> Goal:
Read the records below. Copy each line where the string "JSON" occurs.

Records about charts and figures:
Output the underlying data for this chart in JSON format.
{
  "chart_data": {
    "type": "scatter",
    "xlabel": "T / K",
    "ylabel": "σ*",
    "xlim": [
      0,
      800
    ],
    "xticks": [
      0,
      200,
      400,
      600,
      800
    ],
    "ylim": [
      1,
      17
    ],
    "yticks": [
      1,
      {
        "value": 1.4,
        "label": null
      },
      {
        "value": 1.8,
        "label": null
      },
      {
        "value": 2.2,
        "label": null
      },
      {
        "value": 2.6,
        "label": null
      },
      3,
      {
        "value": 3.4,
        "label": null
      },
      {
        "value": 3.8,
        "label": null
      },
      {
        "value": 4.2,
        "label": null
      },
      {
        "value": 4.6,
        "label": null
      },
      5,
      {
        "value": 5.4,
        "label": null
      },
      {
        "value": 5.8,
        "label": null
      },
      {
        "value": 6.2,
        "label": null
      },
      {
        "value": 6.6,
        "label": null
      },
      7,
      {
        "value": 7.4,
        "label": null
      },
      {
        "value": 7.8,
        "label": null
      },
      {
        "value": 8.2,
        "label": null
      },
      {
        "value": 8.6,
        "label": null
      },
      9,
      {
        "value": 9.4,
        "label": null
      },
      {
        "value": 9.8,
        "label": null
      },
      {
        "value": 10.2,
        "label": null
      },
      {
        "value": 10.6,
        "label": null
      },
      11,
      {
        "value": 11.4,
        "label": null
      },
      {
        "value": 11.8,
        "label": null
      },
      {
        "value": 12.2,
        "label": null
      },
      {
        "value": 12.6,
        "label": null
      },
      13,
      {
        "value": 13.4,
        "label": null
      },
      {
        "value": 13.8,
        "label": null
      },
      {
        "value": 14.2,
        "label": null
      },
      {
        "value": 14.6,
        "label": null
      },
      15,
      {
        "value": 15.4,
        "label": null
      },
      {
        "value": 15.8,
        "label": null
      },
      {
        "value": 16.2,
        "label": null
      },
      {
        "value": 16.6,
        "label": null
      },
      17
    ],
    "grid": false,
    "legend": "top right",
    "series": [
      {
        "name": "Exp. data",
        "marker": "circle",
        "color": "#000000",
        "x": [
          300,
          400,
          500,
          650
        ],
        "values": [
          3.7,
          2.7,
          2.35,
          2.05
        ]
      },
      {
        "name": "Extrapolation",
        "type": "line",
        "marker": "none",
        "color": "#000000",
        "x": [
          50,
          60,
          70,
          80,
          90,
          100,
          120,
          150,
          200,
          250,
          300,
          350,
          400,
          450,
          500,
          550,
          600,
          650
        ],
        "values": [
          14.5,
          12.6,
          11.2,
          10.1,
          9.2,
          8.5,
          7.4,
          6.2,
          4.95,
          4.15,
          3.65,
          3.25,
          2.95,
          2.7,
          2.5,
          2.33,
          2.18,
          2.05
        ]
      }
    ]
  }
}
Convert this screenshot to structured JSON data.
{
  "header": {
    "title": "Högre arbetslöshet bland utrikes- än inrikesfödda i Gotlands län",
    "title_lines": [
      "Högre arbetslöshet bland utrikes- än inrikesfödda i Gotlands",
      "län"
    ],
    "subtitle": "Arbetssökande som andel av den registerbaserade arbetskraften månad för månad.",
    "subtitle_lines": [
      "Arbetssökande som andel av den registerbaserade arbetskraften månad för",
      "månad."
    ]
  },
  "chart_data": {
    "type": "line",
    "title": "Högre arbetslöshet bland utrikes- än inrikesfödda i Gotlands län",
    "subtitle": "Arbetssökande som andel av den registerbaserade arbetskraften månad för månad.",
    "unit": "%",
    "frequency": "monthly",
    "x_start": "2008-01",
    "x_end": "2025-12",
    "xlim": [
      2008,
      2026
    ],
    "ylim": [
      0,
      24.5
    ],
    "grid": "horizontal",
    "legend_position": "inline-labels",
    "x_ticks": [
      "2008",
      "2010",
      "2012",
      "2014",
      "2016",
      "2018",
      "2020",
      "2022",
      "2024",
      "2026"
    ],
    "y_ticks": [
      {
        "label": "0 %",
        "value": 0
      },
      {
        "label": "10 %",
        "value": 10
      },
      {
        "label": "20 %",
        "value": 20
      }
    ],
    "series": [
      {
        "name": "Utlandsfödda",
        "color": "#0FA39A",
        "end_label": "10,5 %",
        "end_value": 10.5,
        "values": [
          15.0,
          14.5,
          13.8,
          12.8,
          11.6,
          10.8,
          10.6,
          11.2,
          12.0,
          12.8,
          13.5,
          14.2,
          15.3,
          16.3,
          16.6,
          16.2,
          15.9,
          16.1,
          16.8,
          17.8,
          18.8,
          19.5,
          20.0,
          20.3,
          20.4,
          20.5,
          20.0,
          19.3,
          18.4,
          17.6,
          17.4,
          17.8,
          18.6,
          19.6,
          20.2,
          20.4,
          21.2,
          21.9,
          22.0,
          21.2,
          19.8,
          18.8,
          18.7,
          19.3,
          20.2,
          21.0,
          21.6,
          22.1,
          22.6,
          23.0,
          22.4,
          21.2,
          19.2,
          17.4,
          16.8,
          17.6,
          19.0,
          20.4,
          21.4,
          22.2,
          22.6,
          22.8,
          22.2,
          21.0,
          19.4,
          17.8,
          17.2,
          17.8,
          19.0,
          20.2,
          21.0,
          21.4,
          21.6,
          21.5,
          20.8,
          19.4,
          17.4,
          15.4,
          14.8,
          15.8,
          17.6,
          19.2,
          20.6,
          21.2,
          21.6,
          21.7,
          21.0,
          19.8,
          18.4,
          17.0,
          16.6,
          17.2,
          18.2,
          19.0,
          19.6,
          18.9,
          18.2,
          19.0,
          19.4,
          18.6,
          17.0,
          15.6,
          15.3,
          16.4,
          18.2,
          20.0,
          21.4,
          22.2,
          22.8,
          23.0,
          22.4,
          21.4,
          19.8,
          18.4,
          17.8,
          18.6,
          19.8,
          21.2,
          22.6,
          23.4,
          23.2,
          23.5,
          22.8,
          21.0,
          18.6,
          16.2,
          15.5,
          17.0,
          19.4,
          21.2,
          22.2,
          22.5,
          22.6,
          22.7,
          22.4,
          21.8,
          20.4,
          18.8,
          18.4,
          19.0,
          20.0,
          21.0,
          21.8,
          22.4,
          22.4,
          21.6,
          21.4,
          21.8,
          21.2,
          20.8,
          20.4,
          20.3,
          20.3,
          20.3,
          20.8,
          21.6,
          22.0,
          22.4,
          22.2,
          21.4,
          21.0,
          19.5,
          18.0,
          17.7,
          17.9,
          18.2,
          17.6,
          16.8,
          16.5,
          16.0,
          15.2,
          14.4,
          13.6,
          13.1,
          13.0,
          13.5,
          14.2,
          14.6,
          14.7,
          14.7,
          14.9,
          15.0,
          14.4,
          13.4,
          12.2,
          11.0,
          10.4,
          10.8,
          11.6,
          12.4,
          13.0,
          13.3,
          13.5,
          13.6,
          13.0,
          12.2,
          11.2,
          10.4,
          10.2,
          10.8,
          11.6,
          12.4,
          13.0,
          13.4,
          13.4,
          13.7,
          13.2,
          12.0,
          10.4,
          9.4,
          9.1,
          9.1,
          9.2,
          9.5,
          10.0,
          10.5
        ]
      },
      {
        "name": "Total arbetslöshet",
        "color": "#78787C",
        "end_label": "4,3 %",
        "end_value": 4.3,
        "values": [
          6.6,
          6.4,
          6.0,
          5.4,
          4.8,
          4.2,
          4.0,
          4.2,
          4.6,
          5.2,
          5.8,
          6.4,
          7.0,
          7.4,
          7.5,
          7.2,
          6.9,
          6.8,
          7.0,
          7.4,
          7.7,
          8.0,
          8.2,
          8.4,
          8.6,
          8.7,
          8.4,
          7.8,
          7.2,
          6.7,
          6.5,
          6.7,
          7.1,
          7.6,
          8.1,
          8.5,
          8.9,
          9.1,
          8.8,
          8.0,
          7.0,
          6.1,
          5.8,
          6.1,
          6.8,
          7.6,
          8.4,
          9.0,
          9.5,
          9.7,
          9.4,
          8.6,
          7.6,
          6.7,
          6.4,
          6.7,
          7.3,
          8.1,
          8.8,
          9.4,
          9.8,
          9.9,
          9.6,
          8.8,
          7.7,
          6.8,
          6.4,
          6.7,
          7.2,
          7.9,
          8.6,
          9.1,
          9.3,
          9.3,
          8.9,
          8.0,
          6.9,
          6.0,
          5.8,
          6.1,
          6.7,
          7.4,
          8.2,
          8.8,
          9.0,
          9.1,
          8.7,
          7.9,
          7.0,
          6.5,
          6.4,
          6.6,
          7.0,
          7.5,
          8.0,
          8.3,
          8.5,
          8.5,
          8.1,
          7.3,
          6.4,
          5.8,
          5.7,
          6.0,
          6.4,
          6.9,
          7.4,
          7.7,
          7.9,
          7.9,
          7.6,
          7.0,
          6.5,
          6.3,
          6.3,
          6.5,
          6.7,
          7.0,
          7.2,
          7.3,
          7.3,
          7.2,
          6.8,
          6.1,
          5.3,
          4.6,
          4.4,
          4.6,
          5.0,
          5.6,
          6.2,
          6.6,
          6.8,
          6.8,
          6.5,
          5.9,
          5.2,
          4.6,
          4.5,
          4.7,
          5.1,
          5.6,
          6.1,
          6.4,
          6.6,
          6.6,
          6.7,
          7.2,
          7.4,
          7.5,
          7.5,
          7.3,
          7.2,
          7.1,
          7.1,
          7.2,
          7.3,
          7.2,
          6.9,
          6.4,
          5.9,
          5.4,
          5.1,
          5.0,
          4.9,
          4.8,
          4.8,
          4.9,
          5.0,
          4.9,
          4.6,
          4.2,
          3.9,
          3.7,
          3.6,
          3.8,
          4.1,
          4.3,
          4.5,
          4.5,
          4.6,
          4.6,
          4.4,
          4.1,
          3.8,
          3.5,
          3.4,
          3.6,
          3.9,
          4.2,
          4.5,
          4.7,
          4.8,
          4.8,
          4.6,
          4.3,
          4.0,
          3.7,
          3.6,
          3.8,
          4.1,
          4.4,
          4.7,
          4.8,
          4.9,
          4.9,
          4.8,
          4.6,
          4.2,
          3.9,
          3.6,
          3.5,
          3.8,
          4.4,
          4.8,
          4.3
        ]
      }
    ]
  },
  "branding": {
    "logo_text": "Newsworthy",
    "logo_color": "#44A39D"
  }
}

> Task output:
Output the underlying data for this chart in JSON format.
Convert this screenshot to structured JSON data.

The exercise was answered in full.